O engenheiro civil destaca que o trânsito problemático de Ponta Grossa é similar ao que ocorre em muitas cidades da Europa. “Ponta Grossa é uma cidade antiga, de 200 anos, com um Centro cujas ruas foram pensadas para o tráfego de cavalos e, eventualmente, de carroças. Basta comparar com qualquer cidade da Europa, onde também há antiguidade e os problemas são os mesmos – com exceção de Paris, que recebeu as obras faraônicas do Barão von Haussmann. A solução, em todas as cidades europeias, passou pelo transporte coletivo, que, aliás, é gratuito em muitos locais”, detalha.

E, ao que tudo indica, o desafogamento do trânsito na cidade passa mesmo pelas soluções aventadas ao longo desta matéria, já que, conforme o diretor do Departamento de Engenharia de Tráfego da Prefeitura de Ponta Grossa, Juarez Alves, a região central está, de certo modo, “truncada”. “A configuração atual da malha viária na região central não permite grandes intervenções”, aponta, ressaltando que o grande fluxo de veículos em horários de pico é, de fato, a principal causa dos congestionamentos.

##############################

- **O que fazer**:
• A. Responda com base no texto sobre o trânsito de Ponta Grossa:
(i) Quantos anos tem Ponta Grossa, segundo o engenheiro civil?
(ii) Qual cidade europeia é citada como exceção e de quem foram as obras que ela recebeu?
(iii) Que cargo Juarez Alves ocupa?
• B. Extraia do texto sobre o trânsito de Ponta Grossa tudo o que vai desde "E, ao que tudo" até "causa dos congestionamentos.", sem alterar nada.

- **Material coletado**:
##############################

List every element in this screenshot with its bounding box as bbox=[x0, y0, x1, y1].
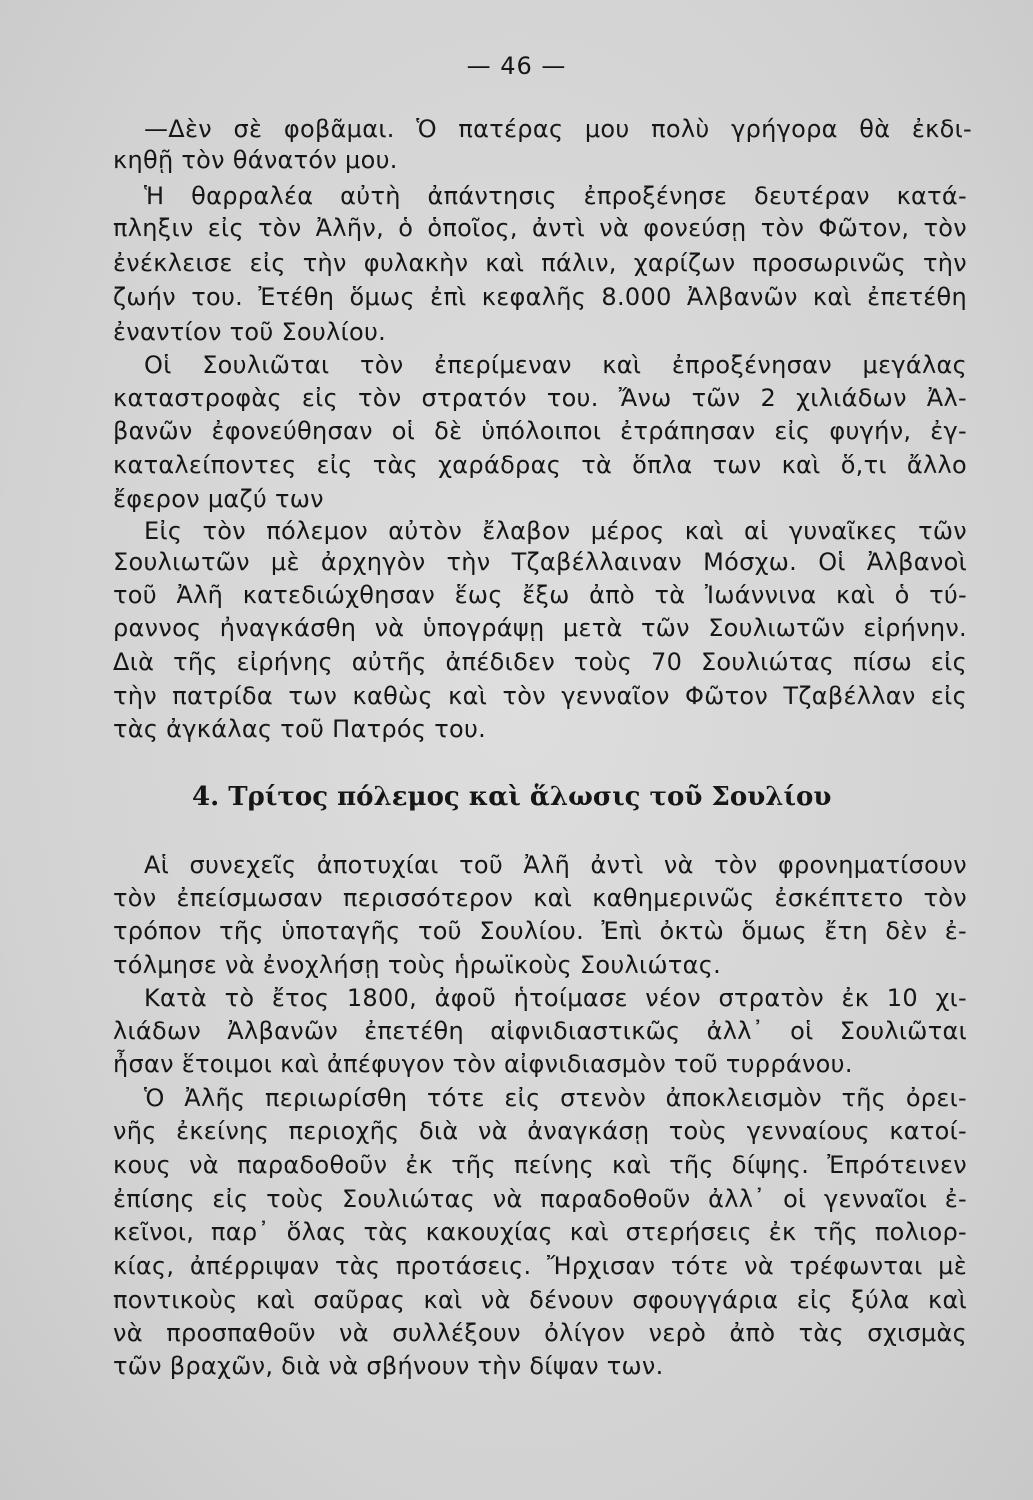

##############################

- **Soluções por tarefa**:
• A.
(i) 200 anos.
(ii) Paris. As obras foram do Barão von Haussmann.
(iii) Diretor do Departamento de Engenharia de Tráfego da Prefeitura de Ponta Grossa.

• B.
E, ao que tudo indica, o desafogamento do trânsito na cidade passa mesmo pelas soluções aventadas ao longo desta matéria, já que, conforme o diretor do Departamento de Engenharia de Tráfego da Prefeitura de Ponta Grossa, Juarez Alves, a região central está, de certo modo, “truncada”. “A configuração atual da malha viária na região central não permite grandes intervenções”, aponta, ressaltando que o grande fluxo de veículos em horários de pico é, de fato, a principal causa dos congestionamentos.